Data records
-*-*-

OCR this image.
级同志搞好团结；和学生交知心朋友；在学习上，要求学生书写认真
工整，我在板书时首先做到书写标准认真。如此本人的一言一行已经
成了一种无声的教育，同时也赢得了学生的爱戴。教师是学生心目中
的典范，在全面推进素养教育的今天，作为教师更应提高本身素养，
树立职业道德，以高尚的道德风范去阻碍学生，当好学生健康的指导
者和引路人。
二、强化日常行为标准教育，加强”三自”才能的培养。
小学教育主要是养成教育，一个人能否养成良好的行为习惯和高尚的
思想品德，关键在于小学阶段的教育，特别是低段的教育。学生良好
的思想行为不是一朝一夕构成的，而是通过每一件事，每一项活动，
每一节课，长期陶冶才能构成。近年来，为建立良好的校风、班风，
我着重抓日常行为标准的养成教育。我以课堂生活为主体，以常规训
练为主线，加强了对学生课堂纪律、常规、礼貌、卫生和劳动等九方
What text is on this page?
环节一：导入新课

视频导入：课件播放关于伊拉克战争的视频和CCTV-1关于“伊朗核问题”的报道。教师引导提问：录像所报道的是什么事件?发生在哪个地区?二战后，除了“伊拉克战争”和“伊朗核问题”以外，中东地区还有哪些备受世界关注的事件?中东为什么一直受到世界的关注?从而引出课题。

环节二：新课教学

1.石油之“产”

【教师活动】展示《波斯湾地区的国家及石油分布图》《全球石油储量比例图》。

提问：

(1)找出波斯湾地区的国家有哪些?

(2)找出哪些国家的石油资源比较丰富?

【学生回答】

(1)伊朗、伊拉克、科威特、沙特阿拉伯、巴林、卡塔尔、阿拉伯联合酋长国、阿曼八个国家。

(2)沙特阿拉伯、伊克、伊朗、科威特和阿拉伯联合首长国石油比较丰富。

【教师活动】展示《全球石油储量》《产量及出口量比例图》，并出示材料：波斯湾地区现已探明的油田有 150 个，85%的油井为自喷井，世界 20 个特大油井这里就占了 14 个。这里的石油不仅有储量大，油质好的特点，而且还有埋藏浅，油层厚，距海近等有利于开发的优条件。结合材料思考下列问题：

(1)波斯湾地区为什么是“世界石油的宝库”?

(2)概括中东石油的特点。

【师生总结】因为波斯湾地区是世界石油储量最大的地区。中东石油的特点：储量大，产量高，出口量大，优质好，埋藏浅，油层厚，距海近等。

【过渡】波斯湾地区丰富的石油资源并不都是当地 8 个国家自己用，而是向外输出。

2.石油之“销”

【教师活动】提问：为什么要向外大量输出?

-*-*-

**Request**
Above are the records; retype them all without a single difference.

**Final result**
OCR this image.
级同志搞好团结；和学生交知心朋友；在学习上，要求学生书写认真
工整，我在板书时首先做到书写标准认真。如此本人的一言一行已经
成了一种无声的教育，同时也赢得了学生的爱戴。教师是学生心目中
的典范，在全面推进素养教育的今天，作为教师更应提高本身素养，
树立职业道德，以高尚的道德风范去阻碍学生，当好学生健康的指导
者和引路人。
二、强化日常行为标准教育，加强”三自”才能的培养。
小学教育主要是养成教育，一个人能否养成良好的行为习惯和高尚的
思想品德，关键在于小学阶段的教育，特别是低段的教育。学生良好
的思想行为不是一朝一夕构成的，而是通过每一件事，每一项活动，
每一节课，长期陶冶才能构成。近年来，为建立良好的校风、班风，
我着重抓日常行为标准的养成教育。我以课堂生活为主体，以常规训
练为主线，加强了对学生课堂纪律、常规、礼貌、卫生和劳动等九方
What text is on this page?
环节一：导入新课

视频导入：课件播放关于伊拉克战争的视频和CCTV-1关于“伊朗核问题”的报道。教师引导提问：录像所报道的是什么事件?发生在哪个地区?二战后，除了“伊拉克战争”和“伊朗核问题”以外，中东地区还有哪些备受世界关注的事件?中东为什么一直受到世界的关注?从而引出课题。

环节二：新课教学

1.石油之“产”

【教师活动】展示《波斯湾地区的国家及石油分布图》《全球石油储量比例图》。

提问：

(1)找出波斯湾地区的国家有哪些?

(2)找出哪些国家的石油资源比较丰富?

【学生回答】

(1)伊朗、伊拉克、科威特、沙特阿拉伯、巴林、卡塔尔、阿拉伯联合酋长国、阿曼八个国家。

(2)沙特阿拉伯、伊克、伊朗、科威特和阿拉伯联合首长国石油比较丰富。

【教师活动】展示《全球石油储量》《产量及出口量比例图》，并出示材料：波斯湾地区现已探明的油田有 150 个，85%的油井为自喷井，世界 20 个特大油井这里就占了 14 个。这里的石油不仅有储量大，油质好的特点，而且还有埋藏浅，油层厚，距海近等有利于开发的优条件。结合材料思考下列问题：

(1)波斯湾地区为什么是“世界石油的宝库”?

(2)概括中东石油的特点。

【师生总结】因为波斯湾地区是世界石油储量最大的地区。中东石油的特点：储量大，产量高，出口量大，优质好，埋藏浅，油层厚，距海近等。

【过渡】波斯湾地区丰富的石油资源并不都是当地 8 个国家自己用，而是向外输出。

2.石油之“销”

【教师活动】提问：为什么要向外大量输出?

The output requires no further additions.